:: Brief ::
Update the data from the start through the line containing "annotation-broadcast: 放送コンテンツ xyxy=(690,102,802,121)" by putting "RANK ORDER" wherever "RANKING ORDER" appears, keeping everything else the same.

-- Begin Record excerpts --

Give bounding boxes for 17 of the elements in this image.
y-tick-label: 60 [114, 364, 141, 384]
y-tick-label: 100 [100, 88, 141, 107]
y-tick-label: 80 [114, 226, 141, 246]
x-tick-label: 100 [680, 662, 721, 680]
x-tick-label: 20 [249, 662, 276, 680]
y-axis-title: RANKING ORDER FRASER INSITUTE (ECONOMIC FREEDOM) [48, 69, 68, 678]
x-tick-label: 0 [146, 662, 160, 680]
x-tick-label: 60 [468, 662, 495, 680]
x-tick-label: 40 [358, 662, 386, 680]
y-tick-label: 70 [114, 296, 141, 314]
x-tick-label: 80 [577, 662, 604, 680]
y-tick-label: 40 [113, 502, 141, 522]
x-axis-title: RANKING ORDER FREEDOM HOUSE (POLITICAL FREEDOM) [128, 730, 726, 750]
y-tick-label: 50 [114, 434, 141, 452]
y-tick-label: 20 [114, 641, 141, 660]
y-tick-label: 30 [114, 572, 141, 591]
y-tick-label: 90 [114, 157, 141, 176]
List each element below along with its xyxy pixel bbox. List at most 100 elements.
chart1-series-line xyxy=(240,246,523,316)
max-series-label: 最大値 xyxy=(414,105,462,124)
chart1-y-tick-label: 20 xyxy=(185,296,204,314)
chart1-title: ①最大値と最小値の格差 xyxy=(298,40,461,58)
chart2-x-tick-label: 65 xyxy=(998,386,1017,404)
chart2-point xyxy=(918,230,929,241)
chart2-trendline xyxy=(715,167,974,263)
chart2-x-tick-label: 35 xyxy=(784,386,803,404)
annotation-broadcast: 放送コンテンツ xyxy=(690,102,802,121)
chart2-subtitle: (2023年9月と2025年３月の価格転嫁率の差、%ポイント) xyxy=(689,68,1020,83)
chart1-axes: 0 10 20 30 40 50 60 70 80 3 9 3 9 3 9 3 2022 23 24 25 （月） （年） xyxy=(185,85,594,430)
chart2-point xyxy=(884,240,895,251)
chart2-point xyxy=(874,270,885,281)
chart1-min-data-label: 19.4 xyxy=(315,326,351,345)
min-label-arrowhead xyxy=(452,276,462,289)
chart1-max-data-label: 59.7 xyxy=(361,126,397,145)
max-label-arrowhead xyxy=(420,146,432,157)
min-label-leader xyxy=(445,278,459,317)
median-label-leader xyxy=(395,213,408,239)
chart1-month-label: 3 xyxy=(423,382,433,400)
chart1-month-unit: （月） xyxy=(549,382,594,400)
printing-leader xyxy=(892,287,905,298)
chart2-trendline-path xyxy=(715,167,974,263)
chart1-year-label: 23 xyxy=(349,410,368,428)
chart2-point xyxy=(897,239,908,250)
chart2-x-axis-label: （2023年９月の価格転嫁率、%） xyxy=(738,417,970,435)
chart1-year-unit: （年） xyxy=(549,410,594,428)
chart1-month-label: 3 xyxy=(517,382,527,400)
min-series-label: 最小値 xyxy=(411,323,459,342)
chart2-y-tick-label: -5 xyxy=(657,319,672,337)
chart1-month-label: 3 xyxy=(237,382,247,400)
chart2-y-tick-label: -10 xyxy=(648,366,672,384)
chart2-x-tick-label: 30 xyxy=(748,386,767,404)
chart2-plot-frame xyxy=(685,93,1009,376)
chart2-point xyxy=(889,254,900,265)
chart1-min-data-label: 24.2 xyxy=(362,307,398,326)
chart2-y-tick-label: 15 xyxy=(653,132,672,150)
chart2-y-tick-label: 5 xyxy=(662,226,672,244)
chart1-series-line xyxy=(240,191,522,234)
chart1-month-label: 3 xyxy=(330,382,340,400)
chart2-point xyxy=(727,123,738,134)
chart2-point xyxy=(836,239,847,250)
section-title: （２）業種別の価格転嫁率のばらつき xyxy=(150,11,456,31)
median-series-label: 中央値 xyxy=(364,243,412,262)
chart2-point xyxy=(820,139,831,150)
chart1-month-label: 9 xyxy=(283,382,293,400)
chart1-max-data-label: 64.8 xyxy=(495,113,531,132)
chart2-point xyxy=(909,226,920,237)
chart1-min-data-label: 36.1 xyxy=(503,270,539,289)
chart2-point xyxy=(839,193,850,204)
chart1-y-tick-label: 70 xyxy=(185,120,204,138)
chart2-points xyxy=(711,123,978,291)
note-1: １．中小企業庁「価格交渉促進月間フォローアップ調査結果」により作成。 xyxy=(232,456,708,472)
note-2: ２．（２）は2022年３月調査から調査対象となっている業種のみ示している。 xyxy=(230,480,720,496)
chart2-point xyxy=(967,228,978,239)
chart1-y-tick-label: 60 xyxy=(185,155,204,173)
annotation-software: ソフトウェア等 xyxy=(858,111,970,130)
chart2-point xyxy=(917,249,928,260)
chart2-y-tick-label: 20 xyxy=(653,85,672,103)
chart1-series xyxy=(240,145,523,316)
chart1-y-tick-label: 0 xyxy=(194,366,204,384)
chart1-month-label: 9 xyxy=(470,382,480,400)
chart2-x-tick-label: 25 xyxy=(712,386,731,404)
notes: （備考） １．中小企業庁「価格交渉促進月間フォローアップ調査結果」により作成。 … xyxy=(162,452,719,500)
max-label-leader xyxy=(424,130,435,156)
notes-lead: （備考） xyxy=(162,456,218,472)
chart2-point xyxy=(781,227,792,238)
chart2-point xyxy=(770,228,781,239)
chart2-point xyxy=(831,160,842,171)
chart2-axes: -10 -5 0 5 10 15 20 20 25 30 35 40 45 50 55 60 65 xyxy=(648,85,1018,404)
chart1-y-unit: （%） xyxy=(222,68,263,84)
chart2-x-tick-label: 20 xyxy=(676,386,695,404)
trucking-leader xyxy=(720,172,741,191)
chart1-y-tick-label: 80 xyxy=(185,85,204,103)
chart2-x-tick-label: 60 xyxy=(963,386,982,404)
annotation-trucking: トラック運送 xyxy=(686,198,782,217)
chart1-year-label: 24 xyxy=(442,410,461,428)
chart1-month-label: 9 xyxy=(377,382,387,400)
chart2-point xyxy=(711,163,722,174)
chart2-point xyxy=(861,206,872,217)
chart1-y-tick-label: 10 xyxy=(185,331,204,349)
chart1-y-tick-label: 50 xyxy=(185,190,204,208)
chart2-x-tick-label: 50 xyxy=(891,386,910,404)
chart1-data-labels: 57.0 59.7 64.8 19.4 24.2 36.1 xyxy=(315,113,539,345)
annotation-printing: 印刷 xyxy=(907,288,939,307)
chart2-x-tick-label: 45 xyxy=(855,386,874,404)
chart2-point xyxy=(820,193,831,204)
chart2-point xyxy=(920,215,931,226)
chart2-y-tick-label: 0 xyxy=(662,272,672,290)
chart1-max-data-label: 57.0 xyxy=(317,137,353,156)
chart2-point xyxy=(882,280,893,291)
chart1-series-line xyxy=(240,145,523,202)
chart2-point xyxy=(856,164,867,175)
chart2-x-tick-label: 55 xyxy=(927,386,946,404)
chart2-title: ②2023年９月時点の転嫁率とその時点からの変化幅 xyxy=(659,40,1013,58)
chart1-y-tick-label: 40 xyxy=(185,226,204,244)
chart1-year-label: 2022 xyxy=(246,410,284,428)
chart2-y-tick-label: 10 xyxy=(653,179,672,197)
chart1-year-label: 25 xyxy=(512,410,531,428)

-- End Record excerpts --

:: Output of the exercise ::
Give bounding boxes for 17 of the elements in this image.
y-tick-label: 60 [114, 364, 141, 384]
y-tick-label: 100 [100, 88, 141, 107]
y-tick-label: 80 [114, 226, 141, 246]
x-tick-label: 100 [680, 662, 721, 680]
x-tick-label: 20 [249, 662, 276, 680]
y-axis-title: RANK ORDER FRASER INSITUTE (ECONOMIC FREEDOM) [48, 69, 68, 678]
x-tick-label: 0 [146, 662, 160, 680]
x-tick-label: 60 [468, 662, 495, 680]
x-tick-label: 40 [358, 662, 386, 680]
y-tick-label: 70 [114, 296, 141, 314]
x-tick-label: 80 [577, 662, 604, 680]
y-tick-label: 40 [113, 502, 141, 522]
x-axis-title: RANK ORDER FREEDOM HOUSE (POLITICAL FREEDOM) [128, 730, 726, 750]
y-tick-label: 50 [114, 434, 141, 452]
y-tick-label: 20 [114, 641, 141, 660]
y-tick-label: 30 [114, 572, 141, 591]
y-tick-label: 90 [114, 157, 141, 176]
List each element below along with its xyxy pixel bbox. List at most 100 elements.
chart1-series-line xyxy=(240,246,523,316)
max-series-label: 最大値 xyxy=(414,105,462,124)
chart1-y-tick-label: 20 xyxy=(185,296,204,314)
chart1-title: ①最大値と最小値の格差 xyxy=(298,40,461,58)
chart2-x-tick-label: 65 xyxy=(998,386,1017,404)
chart2-point xyxy=(918,230,929,241)
chart2-trendline xyxy=(715,167,974,263)
chart2-x-tick-label: 35 xyxy=(784,386,803,404)
annotation-broadcast: 放送コンテンツ xyxy=(690,102,802,121)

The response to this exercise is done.